• [THE DATA]

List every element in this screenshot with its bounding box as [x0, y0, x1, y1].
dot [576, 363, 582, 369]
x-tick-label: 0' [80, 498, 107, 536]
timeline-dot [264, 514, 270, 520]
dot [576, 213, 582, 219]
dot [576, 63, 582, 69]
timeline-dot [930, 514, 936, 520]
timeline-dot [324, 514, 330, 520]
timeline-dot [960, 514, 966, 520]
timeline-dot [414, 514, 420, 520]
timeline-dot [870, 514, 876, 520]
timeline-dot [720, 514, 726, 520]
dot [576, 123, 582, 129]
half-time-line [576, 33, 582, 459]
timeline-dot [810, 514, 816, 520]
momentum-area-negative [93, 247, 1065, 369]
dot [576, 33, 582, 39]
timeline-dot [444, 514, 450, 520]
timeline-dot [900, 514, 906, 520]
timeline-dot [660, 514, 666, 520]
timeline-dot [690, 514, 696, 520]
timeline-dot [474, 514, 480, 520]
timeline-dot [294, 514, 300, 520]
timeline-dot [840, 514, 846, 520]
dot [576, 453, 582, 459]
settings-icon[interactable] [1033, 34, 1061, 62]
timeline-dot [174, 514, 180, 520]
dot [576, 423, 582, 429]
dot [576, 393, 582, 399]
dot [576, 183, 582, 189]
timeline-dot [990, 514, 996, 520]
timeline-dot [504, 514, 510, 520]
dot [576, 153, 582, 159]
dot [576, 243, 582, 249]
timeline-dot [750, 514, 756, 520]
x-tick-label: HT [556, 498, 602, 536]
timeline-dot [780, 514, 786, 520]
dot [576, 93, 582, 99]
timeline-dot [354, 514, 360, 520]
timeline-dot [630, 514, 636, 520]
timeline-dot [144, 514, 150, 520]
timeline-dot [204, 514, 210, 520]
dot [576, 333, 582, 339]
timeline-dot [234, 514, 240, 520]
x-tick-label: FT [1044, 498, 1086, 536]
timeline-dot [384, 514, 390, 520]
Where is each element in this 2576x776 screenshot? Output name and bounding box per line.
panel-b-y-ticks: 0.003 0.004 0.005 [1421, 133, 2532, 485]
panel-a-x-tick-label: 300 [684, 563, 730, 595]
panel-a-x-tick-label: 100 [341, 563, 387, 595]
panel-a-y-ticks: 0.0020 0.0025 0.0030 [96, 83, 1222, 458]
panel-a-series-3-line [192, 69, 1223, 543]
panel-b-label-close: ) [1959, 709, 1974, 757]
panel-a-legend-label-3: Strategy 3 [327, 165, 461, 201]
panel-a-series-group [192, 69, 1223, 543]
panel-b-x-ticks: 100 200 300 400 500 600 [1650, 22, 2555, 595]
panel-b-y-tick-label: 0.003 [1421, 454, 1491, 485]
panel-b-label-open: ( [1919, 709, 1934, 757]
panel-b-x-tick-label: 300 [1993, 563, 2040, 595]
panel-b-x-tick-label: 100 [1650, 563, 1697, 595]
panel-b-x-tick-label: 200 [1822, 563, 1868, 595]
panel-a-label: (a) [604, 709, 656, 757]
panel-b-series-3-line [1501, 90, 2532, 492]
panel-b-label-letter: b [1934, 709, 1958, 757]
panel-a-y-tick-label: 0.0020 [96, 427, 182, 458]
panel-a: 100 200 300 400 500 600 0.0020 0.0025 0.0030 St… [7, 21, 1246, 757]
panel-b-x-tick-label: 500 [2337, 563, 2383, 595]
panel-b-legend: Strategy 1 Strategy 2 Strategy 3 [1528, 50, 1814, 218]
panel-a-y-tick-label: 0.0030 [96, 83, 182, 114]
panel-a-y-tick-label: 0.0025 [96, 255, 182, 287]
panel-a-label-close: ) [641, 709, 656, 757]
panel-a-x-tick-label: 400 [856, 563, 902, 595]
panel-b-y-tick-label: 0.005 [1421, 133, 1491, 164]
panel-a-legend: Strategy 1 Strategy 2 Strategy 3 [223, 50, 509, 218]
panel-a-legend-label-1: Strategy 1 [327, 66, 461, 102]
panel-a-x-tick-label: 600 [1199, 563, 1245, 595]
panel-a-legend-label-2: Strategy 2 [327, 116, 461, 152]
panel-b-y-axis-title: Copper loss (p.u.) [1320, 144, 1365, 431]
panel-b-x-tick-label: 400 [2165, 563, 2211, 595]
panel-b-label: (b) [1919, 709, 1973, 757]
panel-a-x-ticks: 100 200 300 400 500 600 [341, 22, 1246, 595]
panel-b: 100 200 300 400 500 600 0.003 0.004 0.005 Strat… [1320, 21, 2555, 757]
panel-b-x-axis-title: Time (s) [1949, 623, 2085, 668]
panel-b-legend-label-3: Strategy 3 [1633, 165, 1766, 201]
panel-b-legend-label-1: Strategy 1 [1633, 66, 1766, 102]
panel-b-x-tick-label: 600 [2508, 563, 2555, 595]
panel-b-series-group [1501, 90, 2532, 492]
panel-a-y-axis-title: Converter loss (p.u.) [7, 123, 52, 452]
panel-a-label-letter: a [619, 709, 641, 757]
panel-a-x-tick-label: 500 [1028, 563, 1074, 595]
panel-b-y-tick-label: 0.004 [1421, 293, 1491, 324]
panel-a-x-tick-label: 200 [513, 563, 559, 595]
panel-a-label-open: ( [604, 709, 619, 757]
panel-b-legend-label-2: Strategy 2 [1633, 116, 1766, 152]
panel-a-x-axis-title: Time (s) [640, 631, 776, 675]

• [THE PROBLEM] Can you edit the entries above so that every "timeline-dot" becomes "timeline-marker", leaving everything else unchanged?

• [RESPONSE TO THIS EXERCISE]
List every element in this screenshot with its bounding box as [x0, y0, x1, y1].
dot [576, 363, 582, 369]
x-tick-label: 0' [80, 498, 107, 536]
timeline-marker [264, 514, 270, 520]
dot [576, 213, 582, 219]
dot [576, 63, 582, 69]
timeline-marker [930, 514, 936, 520]
timeline-marker [324, 514, 330, 520]
timeline-marker [960, 514, 966, 520]
timeline-marker [414, 514, 420, 520]
timeline-marker [870, 514, 876, 520]
timeline-marker [720, 514, 726, 520]
dot [576, 123, 582, 129]
half-time-line [576, 33, 582, 459]
timeline-marker [810, 514, 816, 520]
momentum-area-negative [93, 247, 1065, 369]
dot [576, 33, 582, 39]
timeline-marker [444, 514, 450, 520]
timeline-marker [900, 514, 906, 520]
timeline-marker [660, 514, 666, 520]
timeline-marker [690, 514, 696, 520]
timeline-marker [474, 514, 480, 520]
timeline-marker [294, 514, 300, 520]
timeline-marker [840, 514, 846, 520]
dot [576, 453, 582, 459]
settings-icon[interactable] [1033, 34, 1061, 62]
timeline-marker [174, 514, 180, 520]
dot [576, 423, 582, 429]
dot [576, 393, 582, 399]
dot [576, 183, 582, 189]
timeline-marker [990, 514, 996, 520]
timeline-marker [504, 514, 510, 520]
dot [576, 153, 582, 159]
dot [576, 243, 582, 249]
timeline-marker [750, 514, 756, 520]
x-tick-label: HT [556, 498, 602, 536]
timeline-marker [780, 514, 786, 520]
dot [576, 93, 582, 99]
timeline-marker [354, 514, 360, 520]
timeline-marker [630, 514, 636, 520]
timeline-marker [144, 514, 150, 520]
timeline-marker [204, 514, 210, 520]
dot [576, 333, 582, 339]
timeline-marker [234, 514, 240, 520]
x-tick-label: FT [1044, 498, 1086, 536]
timeline-marker [384, 514, 390, 520]
Where is each element in this 2576x776 screenshot? Output name and bounding box per line.
panel-b-y-ticks: 0.003 0.004 0.005 [1421, 133, 2532, 485]
panel-a-x-tick-label: 300 [684, 563, 730, 595]
panel-a-x-tick-label: 100 [341, 563, 387, 595]
panel-a-y-ticks: 0.0020 0.0025 0.0030 [96, 83, 1222, 458]
panel-a-series-3-line [192, 69, 1223, 543]
panel-b-label-close: ) [1959, 709, 1974, 757]
panel-a-legend-label-3: Strategy 3 [327, 165, 461, 201]
panel-a-series-group [192, 69, 1223, 543]
panel-b-x-ticks: 100 200 300 400 500 600 [1650, 22, 2555, 595]
panel-b-y-tick-label: 0.003 [1421, 454, 1491, 485]
panel-b-label-open: ( [1919, 709, 1934, 757]
panel-b-x-tick-label: 300 [1993, 563, 2040, 595]
panel-b-x-tick-label: 100 [1650, 563, 1697, 595]
panel-b-x-tick-label: 200 [1822, 563, 1868, 595]
panel-a-label: (a) [604, 709, 656, 757]
panel-b-series-3-line [1501, 90, 2532, 492]
panel-b-label-letter: b [1934, 709, 1958, 757]
panel-a-y-tick-label: 0.0020 [96, 427, 182, 458]
panel-a: 100 200 300 400 500 600 0.0020 0.0025 0.0030 St… [7, 21, 1246, 757]
panel-b-x-tick-label: 500 [2337, 563, 2383, 595]
panel-b-legend: Strategy 1 Strategy 2 Strategy 3 [1528, 50, 1814, 218]
panel-a-y-tick-label: 0.0030 [96, 83, 182, 114]
panel-a-y-tick-label: 0.0025 [96, 255, 182, 287]
panel-a-label-close: ) [641, 709, 656, 757]
panel-a-x-tick-label: 400 [856, 563, 902, 595]
panel-b-y-tick-label: 0.005 [1421, 133, 1491, 164]
panel-a-legend: Strategy 1 Strategy 2 Strategy 3 [223, 50, 509, 218]
panel-a-legend-label-1: Strategy 1 [327, 66, 461, 102]
panel-a-x-tick-label: 600 [1199, 563, 1245, 595]
panel-a-legend-label-2: Strategy 2 [327, 116, 461, 152]
panel-b-y-axis-title: Copper loss (p.u.) [1320, 144, 1365, 431]
panel-b-x-tick-label: 400 [2165, 563, 2211, 595]
panel-b-label: (b) [1919, 709, 1973, 757]
panel-a-x-ticks: 100 200 300 400 500 600 [341, 22, 1246, 595]
panel-b: 100 200 300 400 500 600 0.003 0.004 0.005 Strat… [1320, 21, 2555, 757]
panel-b-x-axis-title: Time (s) [1949, 623, 2085, 668]
panel-b-legend-label-3: Strategy 3 [1633, 165, 1766, 201]
panel-b-legend-label-1: Strategy 1 [1633, 66, 1766, 102]
panel-b-x-tick-label: 600 [2508, 563, 2555, 595]
panel-b-series-group [1501, 90, 2532, 492]
panel-a-y-axis-title: Converter loss (p.u.) [7, 123, 52, 452]
panel-a-label-letter: a [619, 709, 641, 757]
panel-a-x-tick-label: 500 [1028, 563, 1074, 595]
panel-b-y-tick-label: 0.004 [1421, 293, 1491, 324]
panel-a-x-tick-label: 200 [513, 563, 559, 595]
panel-a-label-open: ( [604, 709, 619, 757]
panel-b-legend-label-2: Strategy 2 [1633, 116, 1766, 152]
panel-a-x-axis-title: Time (s) [640, 631, 776, 675]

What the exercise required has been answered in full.